-- BEGIN --
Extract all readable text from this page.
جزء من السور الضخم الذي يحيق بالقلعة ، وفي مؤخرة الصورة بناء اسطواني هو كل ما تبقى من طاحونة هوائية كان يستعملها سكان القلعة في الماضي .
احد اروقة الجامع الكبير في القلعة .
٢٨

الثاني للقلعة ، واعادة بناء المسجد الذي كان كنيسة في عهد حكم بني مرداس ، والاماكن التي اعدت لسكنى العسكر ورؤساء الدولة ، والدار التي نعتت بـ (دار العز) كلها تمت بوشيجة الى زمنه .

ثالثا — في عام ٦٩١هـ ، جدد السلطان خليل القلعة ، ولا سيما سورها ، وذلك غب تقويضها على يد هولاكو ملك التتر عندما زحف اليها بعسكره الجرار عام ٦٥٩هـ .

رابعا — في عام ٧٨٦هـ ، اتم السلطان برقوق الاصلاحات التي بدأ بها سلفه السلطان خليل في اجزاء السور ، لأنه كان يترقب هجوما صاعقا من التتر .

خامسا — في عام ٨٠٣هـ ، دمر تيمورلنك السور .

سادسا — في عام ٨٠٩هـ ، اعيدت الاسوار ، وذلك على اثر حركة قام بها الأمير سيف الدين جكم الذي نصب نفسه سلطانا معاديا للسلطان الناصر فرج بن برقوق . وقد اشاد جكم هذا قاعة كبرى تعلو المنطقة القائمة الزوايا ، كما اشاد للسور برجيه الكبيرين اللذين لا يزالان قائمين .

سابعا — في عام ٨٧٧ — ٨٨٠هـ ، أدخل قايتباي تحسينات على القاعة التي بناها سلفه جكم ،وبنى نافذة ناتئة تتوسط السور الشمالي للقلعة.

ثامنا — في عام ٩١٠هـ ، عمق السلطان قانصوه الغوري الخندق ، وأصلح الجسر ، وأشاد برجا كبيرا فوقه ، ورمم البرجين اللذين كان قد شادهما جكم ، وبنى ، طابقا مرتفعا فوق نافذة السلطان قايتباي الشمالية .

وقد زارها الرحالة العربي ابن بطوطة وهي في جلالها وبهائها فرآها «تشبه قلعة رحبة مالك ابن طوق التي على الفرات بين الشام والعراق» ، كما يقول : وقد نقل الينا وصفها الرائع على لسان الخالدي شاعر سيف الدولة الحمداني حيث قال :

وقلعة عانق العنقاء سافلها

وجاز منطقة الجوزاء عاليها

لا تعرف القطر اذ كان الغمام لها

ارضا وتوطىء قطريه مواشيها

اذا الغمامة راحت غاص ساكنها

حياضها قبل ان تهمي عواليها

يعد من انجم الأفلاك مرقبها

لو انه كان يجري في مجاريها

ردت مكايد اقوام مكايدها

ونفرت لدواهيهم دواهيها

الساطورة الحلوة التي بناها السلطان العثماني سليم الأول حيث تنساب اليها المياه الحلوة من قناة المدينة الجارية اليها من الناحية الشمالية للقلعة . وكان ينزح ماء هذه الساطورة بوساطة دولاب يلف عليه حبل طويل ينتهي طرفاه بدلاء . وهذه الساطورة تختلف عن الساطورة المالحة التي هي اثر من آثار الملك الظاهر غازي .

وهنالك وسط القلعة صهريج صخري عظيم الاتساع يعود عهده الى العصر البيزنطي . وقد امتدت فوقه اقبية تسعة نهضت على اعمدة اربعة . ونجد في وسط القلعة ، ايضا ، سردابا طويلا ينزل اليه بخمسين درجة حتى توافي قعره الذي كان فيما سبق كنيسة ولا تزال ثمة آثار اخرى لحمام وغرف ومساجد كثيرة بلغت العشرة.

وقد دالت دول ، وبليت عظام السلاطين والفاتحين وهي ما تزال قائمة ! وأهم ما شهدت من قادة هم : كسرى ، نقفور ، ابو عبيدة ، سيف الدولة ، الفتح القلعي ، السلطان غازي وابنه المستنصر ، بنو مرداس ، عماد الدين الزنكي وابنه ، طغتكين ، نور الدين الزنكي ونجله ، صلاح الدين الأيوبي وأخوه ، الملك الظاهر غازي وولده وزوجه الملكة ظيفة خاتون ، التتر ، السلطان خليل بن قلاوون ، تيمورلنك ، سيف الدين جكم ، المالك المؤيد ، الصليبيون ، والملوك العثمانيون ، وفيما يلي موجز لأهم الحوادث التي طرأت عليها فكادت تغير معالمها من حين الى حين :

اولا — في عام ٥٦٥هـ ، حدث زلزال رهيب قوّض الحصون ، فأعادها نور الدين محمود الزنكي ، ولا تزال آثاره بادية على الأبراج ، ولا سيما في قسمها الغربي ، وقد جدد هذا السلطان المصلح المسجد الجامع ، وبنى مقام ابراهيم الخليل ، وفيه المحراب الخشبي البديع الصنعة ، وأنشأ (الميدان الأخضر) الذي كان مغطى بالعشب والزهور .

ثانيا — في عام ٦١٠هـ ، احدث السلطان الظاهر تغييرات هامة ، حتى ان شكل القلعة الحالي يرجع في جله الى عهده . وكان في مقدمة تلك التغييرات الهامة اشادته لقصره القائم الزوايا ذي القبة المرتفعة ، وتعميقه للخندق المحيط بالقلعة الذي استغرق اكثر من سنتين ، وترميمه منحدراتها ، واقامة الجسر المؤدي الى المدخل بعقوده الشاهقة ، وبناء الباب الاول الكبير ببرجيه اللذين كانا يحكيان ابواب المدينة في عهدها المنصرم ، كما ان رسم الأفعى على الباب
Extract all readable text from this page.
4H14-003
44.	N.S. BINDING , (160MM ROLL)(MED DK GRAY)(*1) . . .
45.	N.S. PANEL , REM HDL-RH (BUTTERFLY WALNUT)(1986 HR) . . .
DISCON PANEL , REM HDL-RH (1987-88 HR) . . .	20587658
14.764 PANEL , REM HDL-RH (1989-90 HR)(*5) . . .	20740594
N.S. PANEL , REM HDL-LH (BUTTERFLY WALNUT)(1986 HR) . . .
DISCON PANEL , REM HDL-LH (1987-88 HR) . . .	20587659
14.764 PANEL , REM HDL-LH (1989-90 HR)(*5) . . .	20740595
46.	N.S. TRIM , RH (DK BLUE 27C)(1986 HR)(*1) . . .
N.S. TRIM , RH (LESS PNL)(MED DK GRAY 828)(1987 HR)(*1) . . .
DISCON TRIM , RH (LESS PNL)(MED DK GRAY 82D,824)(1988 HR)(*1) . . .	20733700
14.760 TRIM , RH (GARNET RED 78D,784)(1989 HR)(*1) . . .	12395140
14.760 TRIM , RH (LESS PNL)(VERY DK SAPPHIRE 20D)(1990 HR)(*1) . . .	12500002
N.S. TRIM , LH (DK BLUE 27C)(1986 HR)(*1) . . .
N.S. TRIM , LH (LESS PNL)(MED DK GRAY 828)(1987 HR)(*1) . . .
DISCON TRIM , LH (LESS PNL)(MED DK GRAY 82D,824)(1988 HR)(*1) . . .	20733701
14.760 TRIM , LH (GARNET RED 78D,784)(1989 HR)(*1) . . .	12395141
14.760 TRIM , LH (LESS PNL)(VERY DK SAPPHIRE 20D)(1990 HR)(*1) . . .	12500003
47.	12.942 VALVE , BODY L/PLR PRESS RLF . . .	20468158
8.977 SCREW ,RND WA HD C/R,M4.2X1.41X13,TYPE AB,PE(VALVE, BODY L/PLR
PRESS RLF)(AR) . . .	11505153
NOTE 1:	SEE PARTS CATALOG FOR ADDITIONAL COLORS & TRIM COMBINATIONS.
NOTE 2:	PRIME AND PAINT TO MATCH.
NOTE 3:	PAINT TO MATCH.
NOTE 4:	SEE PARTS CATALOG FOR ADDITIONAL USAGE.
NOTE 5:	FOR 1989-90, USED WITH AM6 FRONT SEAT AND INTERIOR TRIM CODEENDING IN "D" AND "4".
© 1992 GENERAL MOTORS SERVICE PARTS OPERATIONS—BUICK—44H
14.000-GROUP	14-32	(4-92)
-- END --
Exercise directions: Check every line of the records above for the string "قايتباي" and say how many contain it, giving the number alone.

Response: 2